## OBJECTIVE
Will you quote all of the entries, word for word?

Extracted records

------

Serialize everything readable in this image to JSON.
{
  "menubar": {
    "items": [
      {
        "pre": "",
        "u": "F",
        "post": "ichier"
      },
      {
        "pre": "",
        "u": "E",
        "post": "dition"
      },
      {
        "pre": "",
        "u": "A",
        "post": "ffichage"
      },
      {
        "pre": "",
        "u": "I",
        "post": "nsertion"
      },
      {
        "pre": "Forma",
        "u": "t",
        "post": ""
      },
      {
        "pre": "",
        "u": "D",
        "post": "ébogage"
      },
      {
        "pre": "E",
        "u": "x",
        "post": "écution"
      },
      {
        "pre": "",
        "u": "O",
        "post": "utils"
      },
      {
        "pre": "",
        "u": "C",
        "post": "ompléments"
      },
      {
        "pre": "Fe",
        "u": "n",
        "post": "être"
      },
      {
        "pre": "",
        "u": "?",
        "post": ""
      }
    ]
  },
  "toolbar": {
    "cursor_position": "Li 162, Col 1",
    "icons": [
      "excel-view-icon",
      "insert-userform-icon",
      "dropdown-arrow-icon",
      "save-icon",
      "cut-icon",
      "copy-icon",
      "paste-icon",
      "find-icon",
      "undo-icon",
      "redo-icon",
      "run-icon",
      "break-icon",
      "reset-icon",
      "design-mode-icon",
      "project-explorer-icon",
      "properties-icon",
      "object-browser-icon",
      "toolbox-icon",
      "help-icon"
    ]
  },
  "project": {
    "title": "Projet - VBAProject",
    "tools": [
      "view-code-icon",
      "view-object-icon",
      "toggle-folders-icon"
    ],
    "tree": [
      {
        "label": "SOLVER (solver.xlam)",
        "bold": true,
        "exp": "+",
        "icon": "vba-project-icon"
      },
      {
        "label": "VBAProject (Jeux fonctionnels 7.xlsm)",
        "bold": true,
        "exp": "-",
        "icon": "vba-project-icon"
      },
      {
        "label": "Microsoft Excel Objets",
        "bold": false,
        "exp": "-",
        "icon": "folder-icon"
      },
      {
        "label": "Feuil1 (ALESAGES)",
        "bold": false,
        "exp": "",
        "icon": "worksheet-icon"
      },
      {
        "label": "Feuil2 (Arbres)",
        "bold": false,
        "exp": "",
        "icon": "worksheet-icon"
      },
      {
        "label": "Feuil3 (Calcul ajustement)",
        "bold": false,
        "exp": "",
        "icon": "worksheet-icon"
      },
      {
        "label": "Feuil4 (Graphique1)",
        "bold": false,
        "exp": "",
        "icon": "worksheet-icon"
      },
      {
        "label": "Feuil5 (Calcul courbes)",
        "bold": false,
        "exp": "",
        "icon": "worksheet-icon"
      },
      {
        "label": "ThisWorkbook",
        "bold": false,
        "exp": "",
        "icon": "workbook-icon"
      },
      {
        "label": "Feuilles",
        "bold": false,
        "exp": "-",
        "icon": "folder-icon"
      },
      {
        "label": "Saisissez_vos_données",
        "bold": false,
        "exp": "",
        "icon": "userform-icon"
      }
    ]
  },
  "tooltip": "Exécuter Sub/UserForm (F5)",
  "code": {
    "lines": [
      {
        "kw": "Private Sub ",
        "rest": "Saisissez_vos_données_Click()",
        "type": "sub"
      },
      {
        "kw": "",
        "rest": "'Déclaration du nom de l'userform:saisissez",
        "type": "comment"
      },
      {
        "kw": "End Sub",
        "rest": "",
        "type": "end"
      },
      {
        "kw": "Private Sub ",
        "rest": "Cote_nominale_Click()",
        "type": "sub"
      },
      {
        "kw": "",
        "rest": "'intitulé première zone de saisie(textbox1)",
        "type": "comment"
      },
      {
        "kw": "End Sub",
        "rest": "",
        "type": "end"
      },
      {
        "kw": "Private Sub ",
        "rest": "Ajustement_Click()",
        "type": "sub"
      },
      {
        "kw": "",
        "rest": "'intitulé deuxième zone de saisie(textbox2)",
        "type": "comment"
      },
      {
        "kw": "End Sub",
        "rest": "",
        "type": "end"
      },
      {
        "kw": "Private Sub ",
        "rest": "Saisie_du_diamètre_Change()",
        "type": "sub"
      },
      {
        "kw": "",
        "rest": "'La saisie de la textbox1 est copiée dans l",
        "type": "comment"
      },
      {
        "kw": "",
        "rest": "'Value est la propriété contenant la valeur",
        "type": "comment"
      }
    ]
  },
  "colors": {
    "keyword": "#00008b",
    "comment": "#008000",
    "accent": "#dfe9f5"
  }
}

------

## RESULT FOR THIS TASK
Serialize everything readable in this image to JSON.
{
  "menubar": {
    "items": [
      {
        "pre": "",
        "u": "F",
        "post": "ichier"
      },
      {
        "pre": "",
        "u": "E",
        "post": "dition"
      },
      {
        "pre": "",
        "u": "A",
        "post": "ffichage"
      },
      {
        "pre": "",
        "u": "I",
        "post": "nsertion"
      },
      {
        "pre": "Forma",
        "u": "t",
        "post": ""
      },
      {
        "pre": "",
        "u": "D",
        "post": "ébogage"
      },
      {
        "pre": "E",
        "u": "x",
        "post": "écution"
      },
      {
        "pre": "",
        "u": "O",
        "post": "utils"
      },
      {
        "pre": "",
        "u": "C",
        "post": "ompléments"
      },
      {
        "pre": "Fe",
        "u": "n",
        "post": "être"
      },
      {
        "pre": "",
        "u": "?",
        "post": ""
      }
    ]
  },
  "toolbar": {
    "cursor_position": "Li 162, Col 1",
    "icons": [
      "excel-view-icon",
      "insert-userform-icon",
      "dropdown-arrow-icon",
      "save-icon",
      "cut-icon",
      "copy-icon",
      "paste-icon",
      "find-icon",
      "undo-icon",
      "redo-icon",
      "run-icon",
      "break-icon",
      "reset-icon",
      "design-mode-icon",
      "project-explorer-icon",
      "properties-icon",
      "object-browser-icon",
      "toolbox-icon",
      "help-icon"
    ]
  },
  "project": {
    "title": "Projet - VBAProject",
    "tools": [
      "view-code-icon",
      "view-object-icon",
      "toggle-folders-icon"
    ],
    "tree": [
      {
        "label": "SOLVER (solver.xlam)",
        "bold": true,
        "exp": "+",
        "icon": "vba-project-icon"
      },
      {
        "label": "VBAProject (Jeux fonctionnels 7.xlsm)",
        "bold": true,
        "exp": "-",
        "icon": "vba-project-icon"
      },
      {
        "label": "Microsoft Excel Objets",
        "bold": false,
        "exp": "-",
        "icon": "folder-icon"
      },
      {
        "label": "Feuil1 (ALESAGES)",
        "bold": false,
        "exp": "",
        "icon": "worksheet-icon"
      },
      {
        "label": "Feuil2 (Arbres)",
        "bold": false,
        "exp": "",
        "icon": "worksheet-icon"
      },
      {
        "label": "Feuil3 (Calcul ajustement)",
        "bold": false,
        "exp": "",
        "icon": "worksheet-icon"
      },
      {
        "label": "Feuil4 (Graphique1)",
        "bold": false,
        "exp": "",
        "icon": "worksheet-icon"
      },
      {
        "label": "Feuil5 (Calcul courbes)",
        "bold": false,
        "exp": "",
        "icon": "worksheet-icon"
      },
      {
        "label": "ThisWorkbook",
        "bold": false,
        "exp": "",
        "icon": "workbook-icon"
      },
      {
        "label": "Feuilles",
        "bold": false,
        "exp": "-",
        "icon": "folder-icon"
      },
      {
        "label": "Saisissez_vos_données",
        "bold": false,
        "exp": "",
        "icon": "userform-icon"
      }
    ]
  },
  "tooltip": "Exécuter Sub/UserForm (F5)",
  "code": {
    "lines": [
      {
        "kw": "Private Sub ",
        "rest": "Saisissez_vos_données_Click()",
        "type": "sub"
      },
      {
        "kw": "",
        "rest": "'Déclaration du nom de l'userform:saisissez",
        "type": "comment"
      },
      {
        "kw": "End Sub",
        "rest": "",
        "type": "end"
      },
      {
        "kw": "Private Sub ",
        "rest": "Cote_nominale_Click()",
        "type": "sub"
      },
      {
        "kw": "",
        "rest": "'intitulé première zone de saisie(textbox1)",
        "type": "comment"
      },
      {
        "kw": "End Sub",
        "rest": "",
        "type": "end"
      },
      {
        "kw": "Private Sub ",
        "rest": "Ajustement_Click()",
        "type": "sub"
      },
      {
        "kw": "",
        "rest": "'intitulé deuxième zone de saisie(textbox2)",
        "type": "comment"
      },
      {
        "kw": "End Sub",
        "rest": "",
        "type": "end"
      },
      {
        "kw": "Private Sub ",
        "rest": "Saisie_du_diamètre_Change()",
        "type": "sub"
      },
      {
        "kw": "",
        "rest": "'La saisie de la textbox1 est copiée dans l",
        "type": "comment"
      },
      {
        "kw": "",
        "rest": "'Value est la propriété contenant la valeur",
        "type": "comment"
      }
    ]
  },
  "colors": {
    "keyword": "#00008b",
    "comment": "#008000",
    "accent": "#dfe9f5"
  }
}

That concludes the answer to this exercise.